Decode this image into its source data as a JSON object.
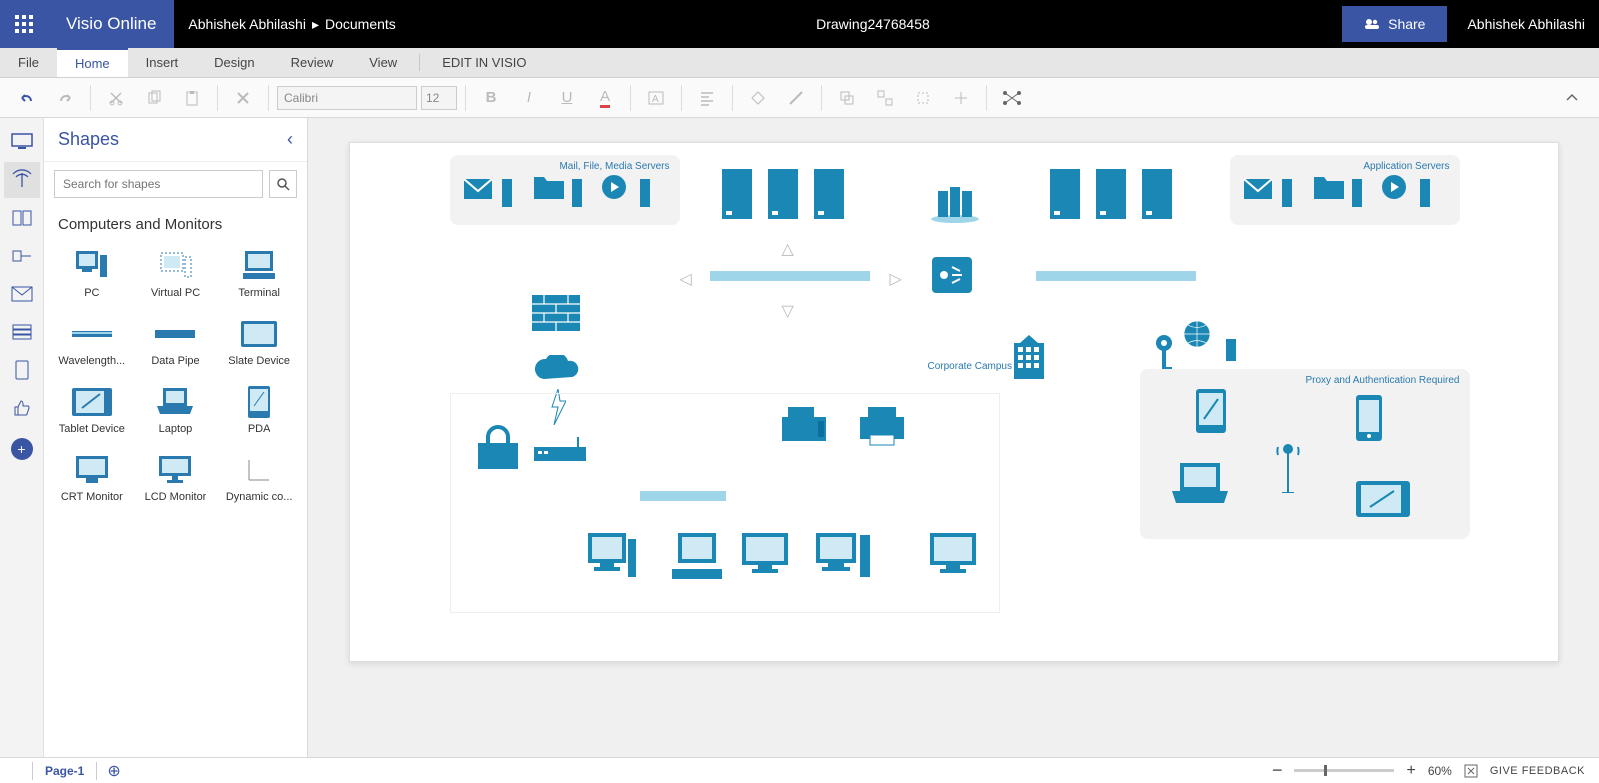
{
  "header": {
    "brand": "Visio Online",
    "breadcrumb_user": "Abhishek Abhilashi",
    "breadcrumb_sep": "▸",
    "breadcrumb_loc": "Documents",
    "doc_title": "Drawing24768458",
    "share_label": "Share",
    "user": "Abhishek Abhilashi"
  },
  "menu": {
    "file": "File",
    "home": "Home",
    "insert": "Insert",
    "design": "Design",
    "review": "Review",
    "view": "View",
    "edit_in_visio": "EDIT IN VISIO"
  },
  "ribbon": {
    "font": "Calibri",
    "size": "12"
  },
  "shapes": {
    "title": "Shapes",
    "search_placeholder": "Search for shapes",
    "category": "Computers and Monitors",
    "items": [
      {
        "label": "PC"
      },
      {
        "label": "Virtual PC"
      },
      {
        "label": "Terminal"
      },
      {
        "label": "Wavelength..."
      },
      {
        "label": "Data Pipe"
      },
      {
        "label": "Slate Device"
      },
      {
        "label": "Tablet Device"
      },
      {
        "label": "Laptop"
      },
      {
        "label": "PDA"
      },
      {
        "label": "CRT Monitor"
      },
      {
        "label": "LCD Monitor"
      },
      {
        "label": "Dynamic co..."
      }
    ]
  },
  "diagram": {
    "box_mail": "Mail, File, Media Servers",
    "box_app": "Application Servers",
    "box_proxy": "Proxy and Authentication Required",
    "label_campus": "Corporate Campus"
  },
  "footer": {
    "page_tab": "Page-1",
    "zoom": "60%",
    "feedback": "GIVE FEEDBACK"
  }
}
+++
> [What you should do]
Reproduce the whole listing exactly, but not the images in it.

> [Task result]
Decode this image into its source data as a JSON object.
{
  "header": {
    "brand": "Visio Online",
    "breadcrumb_user": "Abhishek Abhilashi",
    "breadcrumb_sep": "▸",
    "breadcrumb_loc": "Documents",
    "doc_title": "Drawing24768458",
    "share_label": "Share",
    "user": "Abhishek Abhilashi"
  },
  "menu": {
    "file": "File",
    "home": "Home",
    "insert": "Insert",
    "design": "Design",
    "review": "Review",
    "view": "View",
    "edit_in_visio": "EDIT IN VISIO"
  },
  "ribbon": {
    "font": "Calibri",
    "size": "12"
  },
  "shapes": {
    "title": "Shapes",
    "search_placeholder": "Search for shapes",
    "category": "Computers and Monitors",
    "items": [
      {
        "label": "PC"
      },
      {
        "label": "Virtual PC"
      },
      {
        "label": "Terminal"
      },
      {
        "label": "Wavelength..."
      },
      {
        "label": "Data Pipe"
      },
      {
        "label": "Slate Device"
      },
      {
        "label": "Tablet Device"
      },
      {
        "label": "Laptop"
      },
      {
        "label": "PDA"
      },
      {
        "label": "CRT Monitor"
      },
      {
        "label": "LCD Monitor"
      },
      {
        "label": "Dynamic co..."
      }
    ]
  },
  "diagram": {
    "box_mail": "Mail, File, Media Servers",
    "box_app": "Application Servers",
    "box_proxy": "Proxy and Authentication Required",
    "label_campus": "Corporate Campus"
  },
  "footer": {
    "page_tab": "Page-1",
    "zoom": "60%",
    "feedback": "GIVE FEEDBACK"
  }
}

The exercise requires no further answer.